### Direction
Copy every line of the data that contains the string "Enrique".

### Material supplied
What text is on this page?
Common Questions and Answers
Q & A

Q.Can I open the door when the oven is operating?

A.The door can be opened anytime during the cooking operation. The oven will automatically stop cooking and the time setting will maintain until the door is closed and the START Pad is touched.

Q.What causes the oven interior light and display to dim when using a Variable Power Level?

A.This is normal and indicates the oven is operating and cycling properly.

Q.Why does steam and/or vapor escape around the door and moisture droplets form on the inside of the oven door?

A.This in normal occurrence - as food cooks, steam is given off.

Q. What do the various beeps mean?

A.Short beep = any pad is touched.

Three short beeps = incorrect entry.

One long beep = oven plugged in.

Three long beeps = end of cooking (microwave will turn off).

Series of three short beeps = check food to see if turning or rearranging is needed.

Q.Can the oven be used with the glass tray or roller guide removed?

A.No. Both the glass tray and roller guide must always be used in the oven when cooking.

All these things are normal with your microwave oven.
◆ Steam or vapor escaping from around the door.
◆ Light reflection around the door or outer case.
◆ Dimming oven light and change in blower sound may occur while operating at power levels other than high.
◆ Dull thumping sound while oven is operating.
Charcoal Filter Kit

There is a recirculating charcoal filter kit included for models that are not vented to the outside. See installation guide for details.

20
---
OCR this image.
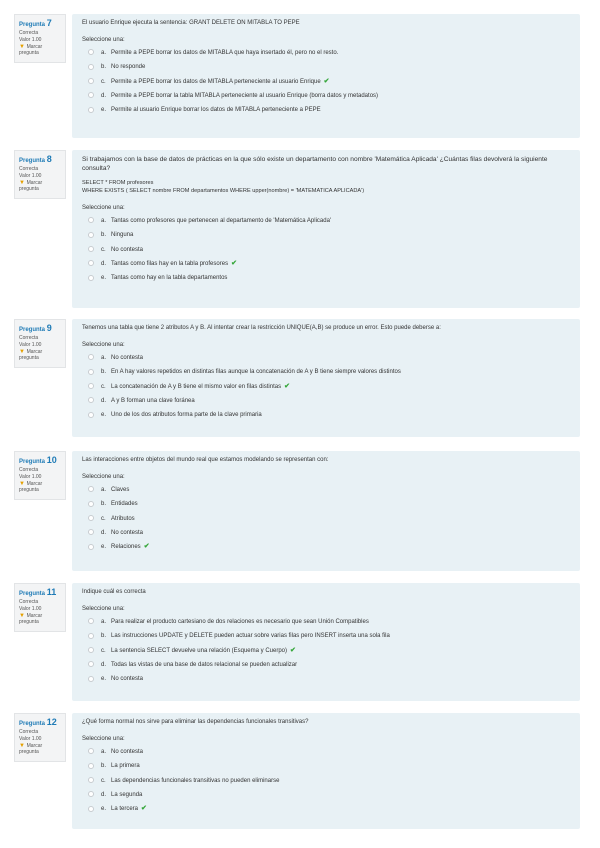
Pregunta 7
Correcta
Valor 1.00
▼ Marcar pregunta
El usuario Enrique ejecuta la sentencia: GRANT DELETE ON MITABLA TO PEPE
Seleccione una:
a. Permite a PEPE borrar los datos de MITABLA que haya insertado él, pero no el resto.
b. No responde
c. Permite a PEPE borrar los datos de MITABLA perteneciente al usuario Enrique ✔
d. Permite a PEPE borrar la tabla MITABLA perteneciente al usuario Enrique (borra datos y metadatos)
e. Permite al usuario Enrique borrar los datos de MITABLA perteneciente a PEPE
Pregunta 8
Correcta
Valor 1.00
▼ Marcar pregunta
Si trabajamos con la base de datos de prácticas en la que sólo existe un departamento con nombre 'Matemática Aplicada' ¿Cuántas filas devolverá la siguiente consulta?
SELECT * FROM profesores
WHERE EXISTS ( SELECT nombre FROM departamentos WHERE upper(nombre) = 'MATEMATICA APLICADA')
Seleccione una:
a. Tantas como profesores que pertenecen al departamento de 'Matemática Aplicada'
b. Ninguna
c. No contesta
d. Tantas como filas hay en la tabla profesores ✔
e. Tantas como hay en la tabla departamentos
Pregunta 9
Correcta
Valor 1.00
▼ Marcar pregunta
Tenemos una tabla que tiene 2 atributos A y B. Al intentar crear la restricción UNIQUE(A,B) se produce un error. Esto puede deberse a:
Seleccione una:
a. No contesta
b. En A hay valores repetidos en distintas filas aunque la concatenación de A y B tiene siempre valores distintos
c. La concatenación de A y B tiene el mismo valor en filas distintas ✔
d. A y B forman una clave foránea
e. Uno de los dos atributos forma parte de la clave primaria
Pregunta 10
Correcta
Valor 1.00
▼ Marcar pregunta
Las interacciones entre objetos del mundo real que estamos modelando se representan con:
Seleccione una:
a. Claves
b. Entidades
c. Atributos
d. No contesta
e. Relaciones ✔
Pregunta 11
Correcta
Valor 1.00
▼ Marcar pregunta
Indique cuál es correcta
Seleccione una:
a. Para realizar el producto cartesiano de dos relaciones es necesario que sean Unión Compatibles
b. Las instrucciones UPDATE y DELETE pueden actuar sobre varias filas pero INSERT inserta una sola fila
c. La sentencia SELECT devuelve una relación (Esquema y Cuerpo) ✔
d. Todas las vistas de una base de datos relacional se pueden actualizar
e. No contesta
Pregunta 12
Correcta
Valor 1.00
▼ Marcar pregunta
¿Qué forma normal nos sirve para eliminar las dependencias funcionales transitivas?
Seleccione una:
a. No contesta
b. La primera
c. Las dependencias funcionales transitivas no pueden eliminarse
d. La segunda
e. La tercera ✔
---
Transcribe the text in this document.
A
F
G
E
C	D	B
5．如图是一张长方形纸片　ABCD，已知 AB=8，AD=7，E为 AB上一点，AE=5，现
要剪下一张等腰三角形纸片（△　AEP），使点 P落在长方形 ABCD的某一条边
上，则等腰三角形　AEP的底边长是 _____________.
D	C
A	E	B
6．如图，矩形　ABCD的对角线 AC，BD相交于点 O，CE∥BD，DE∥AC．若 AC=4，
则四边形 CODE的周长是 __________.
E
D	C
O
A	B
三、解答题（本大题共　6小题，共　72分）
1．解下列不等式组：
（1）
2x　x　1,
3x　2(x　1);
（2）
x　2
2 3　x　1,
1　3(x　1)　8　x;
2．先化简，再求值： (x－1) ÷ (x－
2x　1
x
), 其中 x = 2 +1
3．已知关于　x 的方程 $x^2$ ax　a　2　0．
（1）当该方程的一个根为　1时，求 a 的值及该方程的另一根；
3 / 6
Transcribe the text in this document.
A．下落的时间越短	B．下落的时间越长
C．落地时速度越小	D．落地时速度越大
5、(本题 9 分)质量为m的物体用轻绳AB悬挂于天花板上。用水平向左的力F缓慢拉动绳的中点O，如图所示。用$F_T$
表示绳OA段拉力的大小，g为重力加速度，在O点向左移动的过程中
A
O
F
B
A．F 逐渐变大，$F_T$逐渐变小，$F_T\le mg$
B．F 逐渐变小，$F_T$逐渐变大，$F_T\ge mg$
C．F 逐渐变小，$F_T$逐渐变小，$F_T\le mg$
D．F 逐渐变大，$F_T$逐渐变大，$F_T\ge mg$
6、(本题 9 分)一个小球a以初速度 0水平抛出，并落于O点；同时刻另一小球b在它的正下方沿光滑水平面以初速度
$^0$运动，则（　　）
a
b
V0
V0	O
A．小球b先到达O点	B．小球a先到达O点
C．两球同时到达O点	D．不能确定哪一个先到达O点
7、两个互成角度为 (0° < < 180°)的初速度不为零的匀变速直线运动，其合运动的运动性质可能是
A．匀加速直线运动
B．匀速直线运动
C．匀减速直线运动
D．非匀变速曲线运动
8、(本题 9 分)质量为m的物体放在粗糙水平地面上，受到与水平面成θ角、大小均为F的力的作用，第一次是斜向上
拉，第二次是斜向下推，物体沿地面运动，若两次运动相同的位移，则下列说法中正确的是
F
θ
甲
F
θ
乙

### Output for this task
El usuario Enrique ejecuta la sentencia: GRANT DELETE ON MITABLA TO PEPE
c. Permite a PEPE borrar los datos de MITABLA perteneciente al usuario Enrique ✔
d. Permite a PEPE borrar la tabla MITABLA perteneciente al usuario Enrique (borra datos y metadatos)
e. Permite al usuario Enrique borrar los datos de MITABLA perteneciente a PEPE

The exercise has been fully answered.